AUFGABE →
Zieh aus den folgenden Einträgen jede Zeile heraus, in der die Zeichenfolge "Experiment" vorkommt.

[Daten zur Layout-Annotation]
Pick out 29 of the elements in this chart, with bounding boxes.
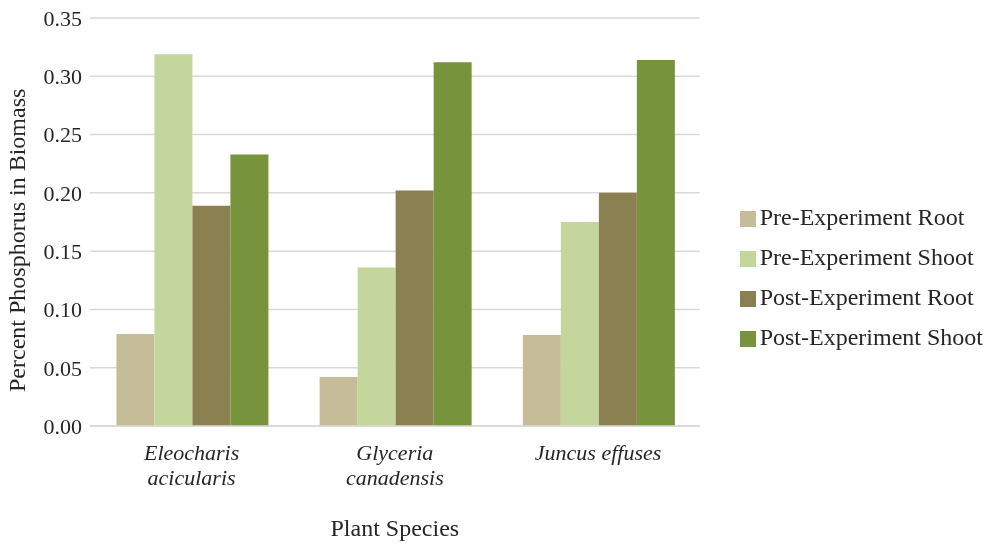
bar — [192, 205, 231, 426]
bar — [598, 192, 637, 426]
bar — [230, 154, 269, 426]
x-tick-label: Juncus effuses — [534, 440, 662, 465]
bar — [116, 333, 155, 426]
y-tick-label: 0.25 — [43, 122, 82, 148]
x-tick-label: Glyceria canadensis — [345, 440, 444, 490]
bar — [636, 59, 675, 426]
bar — [154, 54, 193, 426]
bar — [560, 222, 599, 426]
y-axis-title: Percent Phosphorus in Biomass — [3, 88, 30, 392]
y-tick-label: 0.15 — [43, 238, 82, 264]
legend-label: Post-Experiment Shoot — [759, 324, 983, 350]
bar — [433, 62, 472, 426]
bar — [395, 190, 434, 426]
y-tick-label: 0.30 — [43, 64, 82, 90]
bar — [522, 335, 561, 426]
y-tick-label: 0.20 — [43, 180, 82, 206]
y-tick-label: 0.10 — [43, 297, 82, 323]
x-tick-label: Eleocharis acicularis — [142, 440, 240, 490]
legend-label: Post-Experiment Root — [759, 284, 974, 310]
legend-label: Pre-Experiment Shoot — [759, 244, 974, 270]
bar — [319, 377, 358, 426]
y-tick-label: 0.35 — [43, 5, 82, 31]
x-axis-title: Plant Species — [330, 515, 460, 541]
legend-label: Pre-Experiment Root — [759, 204, 965, 230]
y-tick-label: 0.05 — [43, 355, 82, 381]
bar — [357, 267, 396, 426]
y-tick-label: 0.00 — [43, 413, 82, 439]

LÖSUNG →
legend-label: Post-Experiment Shoot — [759, 324, 983, 350]
legend-label: Post-Experiment Root — [759, 284, 974, 310]
legend-label: Pre-Experiment Shoot — [759, 244, 974, 270]
legend-label: Pre-Experiment Root — [759, 204, 965, 230]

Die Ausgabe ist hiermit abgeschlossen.